#### Görevin İstediği:
Fareyi anlatan metinde anlatıcı fareyi nereye daldırıyor?

#### Verilen Metin:
Sonradan kendi kendime öyle yorumladığım, çocukluğumdan kalma bir güvercini sapanla vurma başarısı elde ettikten sonra, arkadaşlarımın cehennemde yanacaksın, keyif için bir canlı öldürdün kızdırmaları aklıma gelip, fırsat bu fırsat belki Allah bu yaptığımı görür de affeder duygusu ile bir tutam istübüyü alıp tutuyorum katılaşmaya başlamış kazık gibi farenin kuyruğundan, feryat figan kaçışmalar arasında atölye girişindeki su dolu yangın kovalarına kadar hızlı adımlarla ilerleyip daldırıyorum fareyi kovaya. Bir, iki, üç, dört hayvanı daldırıp çıkartıyorum suyun içine. Tutkal etkisini kaybedip fare oynaşmaya başlayıncada, atıyorum elimden yere doğru.

#### Kayıtlar:
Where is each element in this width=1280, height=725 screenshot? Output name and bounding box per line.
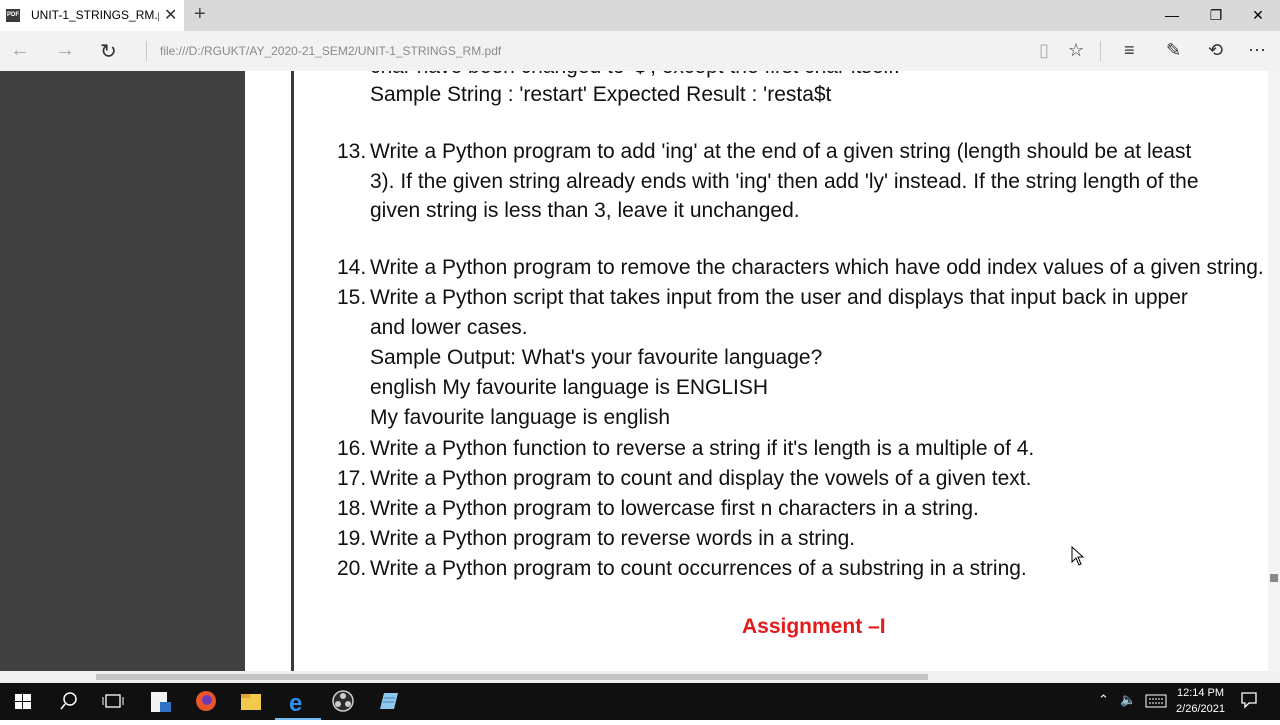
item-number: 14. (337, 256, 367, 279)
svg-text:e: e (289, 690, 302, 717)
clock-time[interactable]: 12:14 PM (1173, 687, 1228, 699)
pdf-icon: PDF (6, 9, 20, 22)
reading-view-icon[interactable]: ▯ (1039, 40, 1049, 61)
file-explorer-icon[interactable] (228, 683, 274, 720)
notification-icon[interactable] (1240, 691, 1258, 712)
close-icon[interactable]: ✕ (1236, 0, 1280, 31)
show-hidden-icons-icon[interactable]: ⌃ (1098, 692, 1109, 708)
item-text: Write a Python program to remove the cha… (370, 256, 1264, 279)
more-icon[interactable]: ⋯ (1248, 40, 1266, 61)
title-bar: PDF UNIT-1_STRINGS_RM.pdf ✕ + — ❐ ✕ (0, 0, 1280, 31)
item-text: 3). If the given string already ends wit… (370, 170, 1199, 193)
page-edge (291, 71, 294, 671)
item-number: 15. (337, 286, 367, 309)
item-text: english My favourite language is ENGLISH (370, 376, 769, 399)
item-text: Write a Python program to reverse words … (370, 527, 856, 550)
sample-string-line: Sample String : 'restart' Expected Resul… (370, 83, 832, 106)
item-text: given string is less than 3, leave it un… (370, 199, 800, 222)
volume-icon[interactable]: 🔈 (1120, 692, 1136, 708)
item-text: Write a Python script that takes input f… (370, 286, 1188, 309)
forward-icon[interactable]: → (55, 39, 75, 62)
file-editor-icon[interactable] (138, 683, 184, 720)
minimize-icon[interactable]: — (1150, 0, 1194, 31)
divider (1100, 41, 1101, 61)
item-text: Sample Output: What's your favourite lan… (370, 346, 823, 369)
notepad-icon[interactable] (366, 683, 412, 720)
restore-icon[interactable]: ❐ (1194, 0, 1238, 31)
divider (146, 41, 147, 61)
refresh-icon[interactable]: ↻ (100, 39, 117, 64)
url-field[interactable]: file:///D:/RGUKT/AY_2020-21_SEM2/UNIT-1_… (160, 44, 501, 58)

#### Tamamlanan Alıştırma:
Atölye girişindeki su dolu yangın kovasına daldırıyor.